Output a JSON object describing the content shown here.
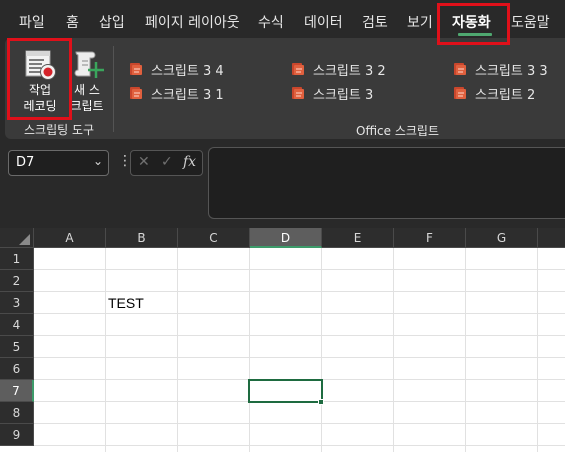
{
  "menu": {
    "tabs": [
      {
        "label": "파일"
      },
      {
        "label": "홈"
      },
      {
        "label": "삽입"
      },
      {
        "label": "페이지 레이아웃"
      },
      {
        "label": "수식"
      },
      {
        "label": "데이터"
      },
      {
        "label": "검토"
      },
      {
        "label": "보기"
      },
      {
        "label": "자동화",
        "active": true
      },
      {
        "label": "도움말"
      }
    ]
  },
  "ribbon": {
    "groups": {
      "scripting_tools": {
        "label": "스크립팅 도구",
        "record_actions": {
          "line1": "작업",
          "line2": "레코딩",
          "icon": "record-actions-icon"
        },
        "new_script": {
          "line1": "새 스",
          "line2": "크립트",
          "icon": "new-script-icon"
        }
      },
      "office_scripts": {
        "label": "Office 스크립트",
        "scripts": [
          {
            "label": "스크립트 3 4",
            "icon": "script-icon"
          },
          {
            "label": "스크립트 3 2",
            "icon": "script-icon"
          },
          {
            "label": "스크립트 3 3",
            "icon": "script-icon"
          },
          {
            "label": "스크립트 3 1",
            "icon": "script-icon"
          },
          {
            "label": "스크립트 3",
            "icon": "script-icon"
          },
          {
            "label": "스크립트 2",
            "icon": "script-icon"
          }
        ]
      }
    }
  },
  "formula_bar": {
    "name_box": "D7",
    "cancel_icon": "✕",
    "confirm_icon": "✓",
    "function_icon": "fx",
    "formula": ""
  },
  "sheet": {
    "columns": [
      "A",
      "B",
      "C",
      "D",
      "E",
      "F",
      "G"
    ],
    "rows": [
      "1",
      "2",
      "3",
      "4",
      "5",
      "6",
      "7",
      "8",
      "9"
    ],
    "selected_cell": "D7",
    "cells": {
      "B3": "TEST"
    }
  },
  "colors": {
    "highlight_box": "#e0101a",
    "active_accent": "#4fa870",
    "cell_selection": "#1e6b40"
  }
}
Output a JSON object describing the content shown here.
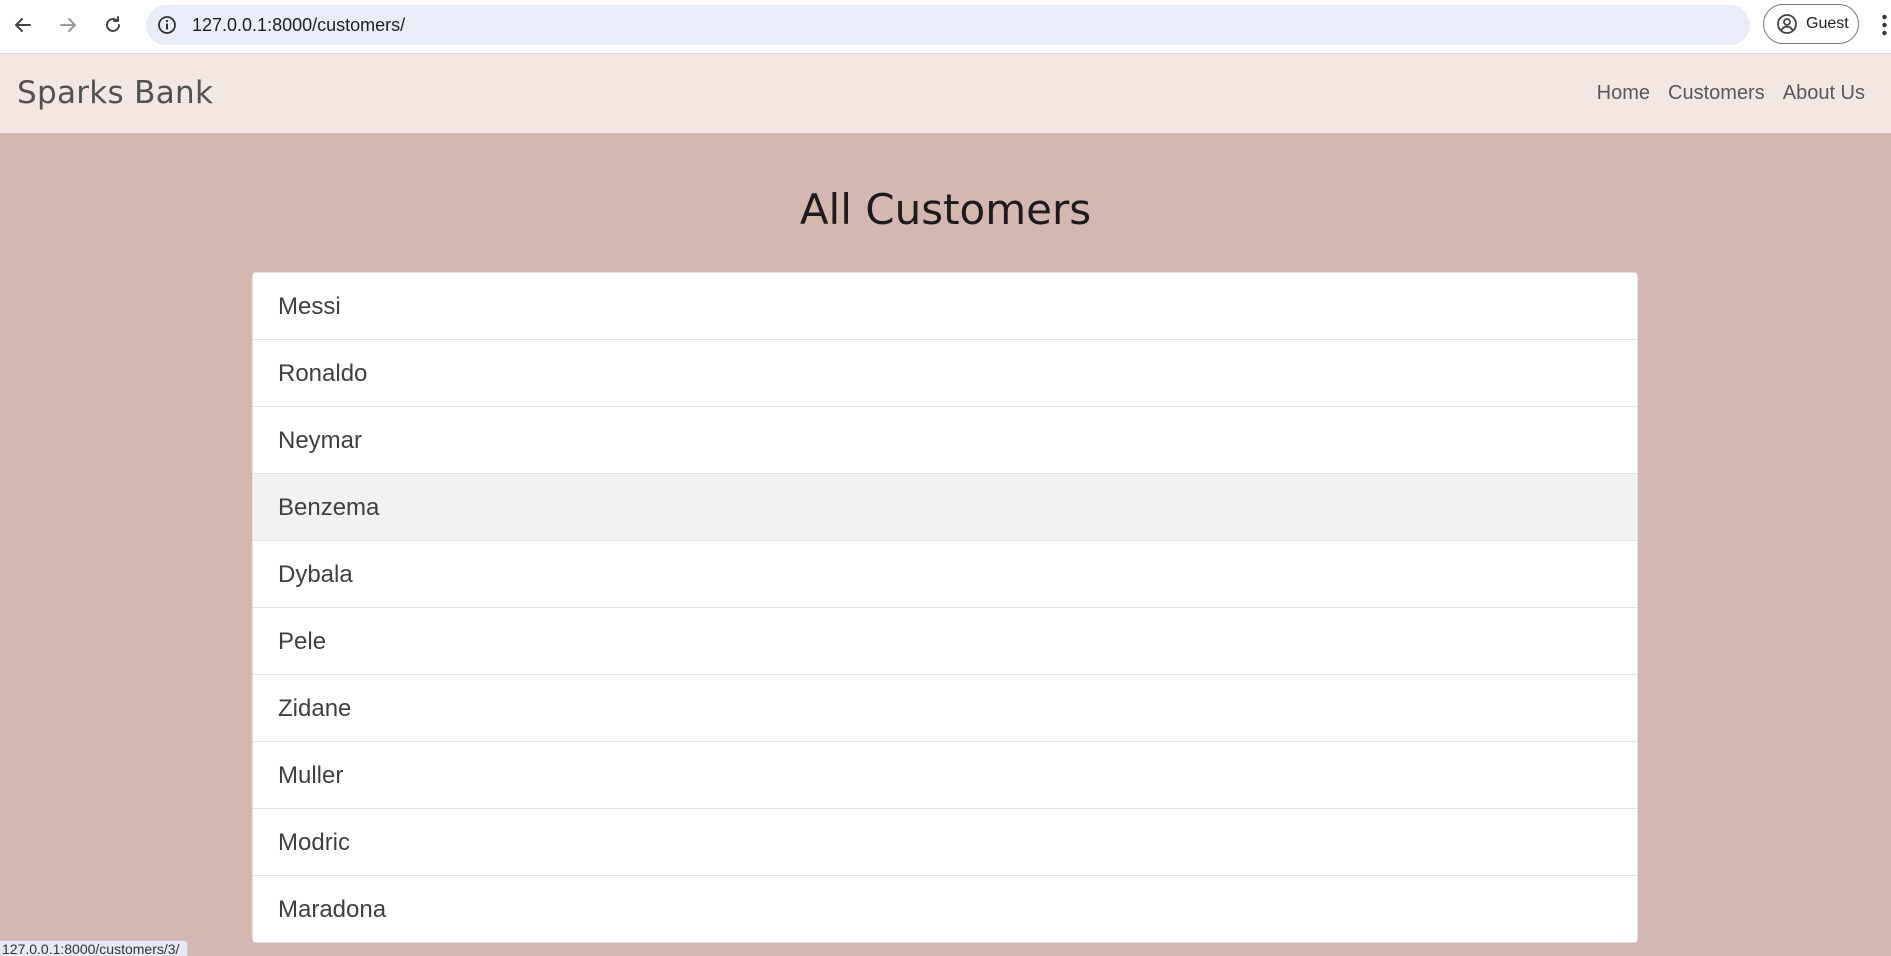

____________________

Give only a number: how many lines of the data hold the string "스크립트"?

7